# [Work to complete]
Restate each line of the listing exactly, without carrying over any pictures.
------ Data listing ------
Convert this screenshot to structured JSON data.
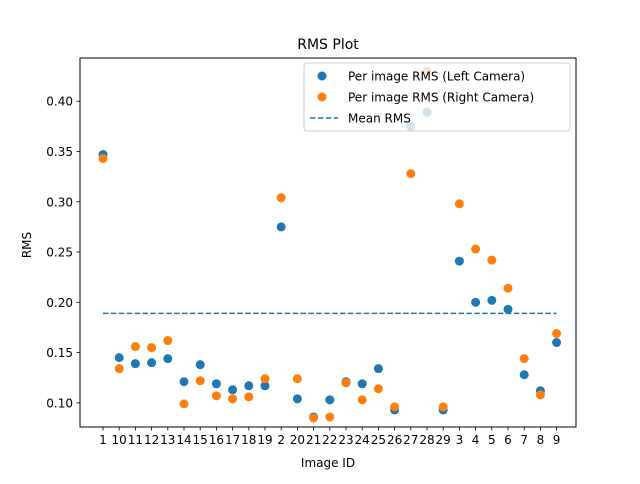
{
  "chart_data": {
    "type": "scatter",
    "title": "RMS Plot",
    "xlabel": "Image ID",
    "ylabel": "RMS",
    "categories": [
      "1",
      "10",
      "11",
      "12",
      "13",
      "14",
      "15",
      "16",
      "17",
      "18",
      "19",
      "2",
      "20",
      "21",
      "22",
      "23",
      "24",
      "25",
      "26",
      "27",
      "28",
      "29",
      "3",
      "4",
      "5",
      "6",
      "7",
      "8",
      "9"
    ],
    "ylim": [
      0.076,
      0.443
    ],
    "yticks": [
      0.1,
      0.15,
      0.2,
      0.25,
      0.3,
      0.35,
      0.4
    ],
    "ytick_labels": [
      "0.10",
      "0.15",
      "0.20",
      "0.25",
      "0.30",
      "0.35",
      "0.40"
    ],
    "grid": false,
    "legend_position": "top-right",
    "series": [
      {
        "name": "Per image RMS (Left Camera)",
        "color": "#1f77b4",
        "marker": "circle",
        "values": [
          0.347,
          0.145,
          0.139,
          0.14,
          0.144,
          0.121,
          0.138,
          0.119,
          0.113,
          0.117,
          0.117,
          0.275,
          0.104,
          0.086,
          0.103,
          0.121,
          0.119,
          0.134,
          0.093,
          0.375,
          0.389,
          0.093,
          0.241,
          0.2,
          0.202,
          0.193,
          0.128,
          0.112,
          0.16
        ]
      },
      {
        "name": "Per image RMS (Right Camera)",
        "color": "#ff7f0e",
        "marker": "circle",
        "values": [
          0.343,
          0.134,
          0.156,
          0.155,
          0.162,
          0.099,
          0.122,
          0.107,
          0.104,
          0.106,
          0.124,
          0.304,
          0.124,
          0.085,
          0.086,
          0.12,
          0.103,
          0.114,
          0.096,
          0.328,
          0.43,
          0.096,
          0.298,
          0.253,
          0.242,
          0.214,
          0.144,
          0.108,
          0.169
        ]
      },
      {
        "name": "Mean RMS",
        "color": "#1f77b4",
        "style": "dashed-line",
        "value": 0.189
      }
    ]
  }
}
------
# [Answer to the problem]
Convert this screenshot to structured JSON data.
{
  "chart_data": {
    "type": "scatter",
    "title": "RMS Plot",
    "xlabel": "Image ID",
    "ylabel": "RMS",
    "categories": [
      "1",
      "10",
      "11",
      "12",
      "13",
      "14",
      "15",
      "16",
      "17",
      "18",
      "19",
      "2",
      "20",
      "21",
      "22",
      "23",
      "24",
      "25",
      "26",
      "27",
      "28",
      "29",
      "3",
      "4",
      "5",
      "6",
      "7",
      "8",
      "9"
    ],
    "ylim": [
      0.076,
      0.443
    ],
    "yticks": [
      0.1,
      0.15,
      0.2,
      0.25,
      0.3,
      0.35,
      0.4
    ],
    "ytick_labels": [
      "0.10",
      "0.15",
      "0.20",
      "0.25",
      "0.30",
      "0.35",
      "0.40"
    ],
    "grid": false,
    "legend_position": "top-right",
    "series": [
      {
        "name": "Per image RMS (Left Camera)",
        "color": "#1f77b4",
        "marker": "circle",
        "values": [
          0.347,
          0.145,
          0.139,
          0.14,
          0.144,
          0.121,
          0.138,
          0.119,
          0.113,
          0.117,
          0.117,
          0.275,
          0.104,
          0.086,
          0.103,
          0.121,
          0.119,
          0.134,
          0.093,
          0.375,
          0.389,
          0.093,
          0.241,
          0.2,
          0.202,
          0.193,
          0.128,
          0.112,
          0.16
        ]
      },
      {
        "name": "Per image RMS (Right Camera)",
        "color": "#ff7f0e",
        "marker": "circle",
        "values": [
          0.343,
          0.134,
          0.156,
          0.155,
          0.162,
          0.099,
          0.122,
          0.107,
          0.104,
          0.106,
          0.124,
          0.304,
          0.124,
          0.085,
          0.086,
          0.12,
          0.103,
          0.114,
          0.096,
          0.328,
          0.43,
          0.096,
          0.298,
          0.253,
          0.242,
          0.214,
          0.144,
          0.108,
          0.169
        ]
      },
      {
        "name": "Mean RMS",
        "color": "#1f77b4",
        "style": "dashed-line",
        "value": 0.189
      }
    ]
  }
}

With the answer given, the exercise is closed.